***** Data lines

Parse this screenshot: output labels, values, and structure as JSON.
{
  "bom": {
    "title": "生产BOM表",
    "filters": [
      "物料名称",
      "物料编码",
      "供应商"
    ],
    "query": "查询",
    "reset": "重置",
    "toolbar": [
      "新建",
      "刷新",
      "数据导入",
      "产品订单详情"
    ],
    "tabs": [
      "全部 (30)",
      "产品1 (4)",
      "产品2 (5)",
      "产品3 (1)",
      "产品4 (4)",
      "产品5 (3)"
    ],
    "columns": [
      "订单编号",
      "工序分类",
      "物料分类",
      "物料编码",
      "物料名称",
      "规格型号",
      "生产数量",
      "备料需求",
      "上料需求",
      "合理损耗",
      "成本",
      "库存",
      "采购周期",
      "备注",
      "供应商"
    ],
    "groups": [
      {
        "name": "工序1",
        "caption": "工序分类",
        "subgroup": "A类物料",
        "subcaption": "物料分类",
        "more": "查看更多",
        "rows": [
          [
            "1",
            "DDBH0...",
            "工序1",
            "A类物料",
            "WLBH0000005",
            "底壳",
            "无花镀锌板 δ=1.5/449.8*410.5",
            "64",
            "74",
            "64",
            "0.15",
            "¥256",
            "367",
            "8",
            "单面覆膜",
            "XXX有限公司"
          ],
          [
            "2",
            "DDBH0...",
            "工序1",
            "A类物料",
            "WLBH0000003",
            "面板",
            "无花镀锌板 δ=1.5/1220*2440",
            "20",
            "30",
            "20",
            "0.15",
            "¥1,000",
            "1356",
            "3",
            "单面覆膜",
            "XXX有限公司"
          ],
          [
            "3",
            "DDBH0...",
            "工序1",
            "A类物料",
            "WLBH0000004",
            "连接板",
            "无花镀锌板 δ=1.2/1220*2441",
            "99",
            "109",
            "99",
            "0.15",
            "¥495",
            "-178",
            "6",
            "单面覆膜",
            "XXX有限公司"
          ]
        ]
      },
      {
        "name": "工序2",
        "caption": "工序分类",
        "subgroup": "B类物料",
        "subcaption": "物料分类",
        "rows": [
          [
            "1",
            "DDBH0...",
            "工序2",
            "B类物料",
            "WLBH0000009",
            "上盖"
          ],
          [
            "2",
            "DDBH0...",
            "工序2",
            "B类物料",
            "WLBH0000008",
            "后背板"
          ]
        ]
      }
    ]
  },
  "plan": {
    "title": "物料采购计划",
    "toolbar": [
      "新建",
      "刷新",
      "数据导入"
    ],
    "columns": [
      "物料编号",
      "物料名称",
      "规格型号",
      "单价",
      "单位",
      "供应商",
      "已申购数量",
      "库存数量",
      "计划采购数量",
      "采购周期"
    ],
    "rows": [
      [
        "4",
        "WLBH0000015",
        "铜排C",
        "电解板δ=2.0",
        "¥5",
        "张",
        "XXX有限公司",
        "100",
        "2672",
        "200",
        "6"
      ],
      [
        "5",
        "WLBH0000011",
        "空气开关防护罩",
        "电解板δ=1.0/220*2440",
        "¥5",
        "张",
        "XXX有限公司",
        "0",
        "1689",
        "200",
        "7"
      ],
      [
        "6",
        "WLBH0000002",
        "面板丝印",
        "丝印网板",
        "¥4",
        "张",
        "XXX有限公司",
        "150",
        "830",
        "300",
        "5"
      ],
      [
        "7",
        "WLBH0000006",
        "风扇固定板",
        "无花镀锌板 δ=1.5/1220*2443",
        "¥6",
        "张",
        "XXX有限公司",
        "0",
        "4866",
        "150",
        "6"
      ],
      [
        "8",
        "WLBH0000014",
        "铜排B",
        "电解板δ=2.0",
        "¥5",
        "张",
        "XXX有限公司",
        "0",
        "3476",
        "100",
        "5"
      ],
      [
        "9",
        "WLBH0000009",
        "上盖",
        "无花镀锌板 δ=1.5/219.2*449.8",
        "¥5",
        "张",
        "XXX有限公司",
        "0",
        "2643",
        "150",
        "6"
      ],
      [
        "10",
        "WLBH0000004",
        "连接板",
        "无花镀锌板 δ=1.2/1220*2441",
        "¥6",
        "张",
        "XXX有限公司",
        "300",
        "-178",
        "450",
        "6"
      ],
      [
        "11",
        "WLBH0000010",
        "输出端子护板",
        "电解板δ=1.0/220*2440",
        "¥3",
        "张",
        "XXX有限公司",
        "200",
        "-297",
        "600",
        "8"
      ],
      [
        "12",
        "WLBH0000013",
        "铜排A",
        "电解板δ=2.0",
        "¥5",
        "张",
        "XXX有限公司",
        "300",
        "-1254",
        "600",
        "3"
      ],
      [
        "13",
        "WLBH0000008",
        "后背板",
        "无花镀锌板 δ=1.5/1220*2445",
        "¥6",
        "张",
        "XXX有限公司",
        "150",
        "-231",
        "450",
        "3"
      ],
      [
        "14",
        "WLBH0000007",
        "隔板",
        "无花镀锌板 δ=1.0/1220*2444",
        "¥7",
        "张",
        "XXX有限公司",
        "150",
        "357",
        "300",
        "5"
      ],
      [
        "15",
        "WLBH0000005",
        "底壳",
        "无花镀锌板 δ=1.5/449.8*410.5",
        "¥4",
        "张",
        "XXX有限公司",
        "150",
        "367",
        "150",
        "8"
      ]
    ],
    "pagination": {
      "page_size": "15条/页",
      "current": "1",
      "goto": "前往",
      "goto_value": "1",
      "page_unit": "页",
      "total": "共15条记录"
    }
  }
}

**********

■ What needs to be done:
Say how many lines above contain the string "无花镀锌板". Answer with the number only.

■ Result of this exercise:
9